**Exercise**.
Copy every line of the data that contains the string "name".

____________

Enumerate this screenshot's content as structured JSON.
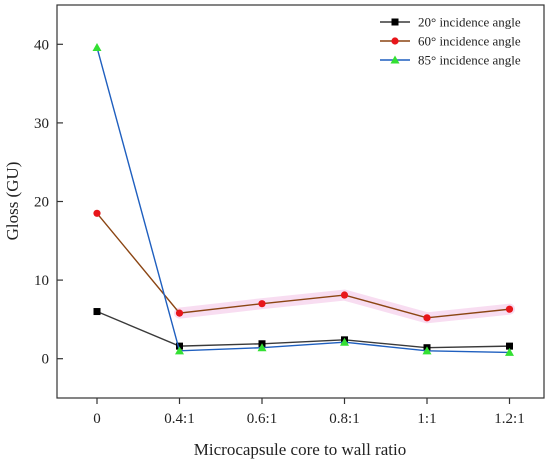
{
  "chart_data": {
    "type": "line",
    "title": "",
    "xlabel": "Microcapsule core to wall ratio",
    "ylabel": "Gloss (GU)",
    "categories": [
      "0",
      "0.4:1",
      "0.6:1",
      "0.8:1",
      "1:1",
      "1.2:1"
    ],
    "ylim": [
      -5,
      45
    ],
    "yticks": [
      0,
      10,
      20,
      30,
      40
    ],
    "grid": false,
    "legend_position": "top-right",
    "series": [
      {
        "name": "20° incidence angle",
        "values": [
          6.0,
          1.6,
          1.9,
          2.4,
          1.4,
          1.6
        ],
        "line_color": "#3a3a3a",
        "marker_color": "#000000",
        "marker": "square"
      },
      {
        "name": "60° incidence angle",
        "values": [
          18.5,
          5.8,
          7.0,
          8.1,
          5.2,
          6.3
        ],
        "line_color": "#8b4513",
        "marker_color": "#e8161b",
        "marker": "circle"
      },
      {
        "name": "85° incidence angle",
        "values": [
          39.6,
          1.0,
          1.4,
          2.1,
          1.0,
          0.8
        ],
        "line_color": "#1f5fbf",
        "marker_color": "#33e033",
        "marker": "triangle"
      }
    ]
  }
}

____________

**Task output**.
        "name": "20° incidence angle",
        "name": "60° incidence angle",
        "name": "85° incidence angle",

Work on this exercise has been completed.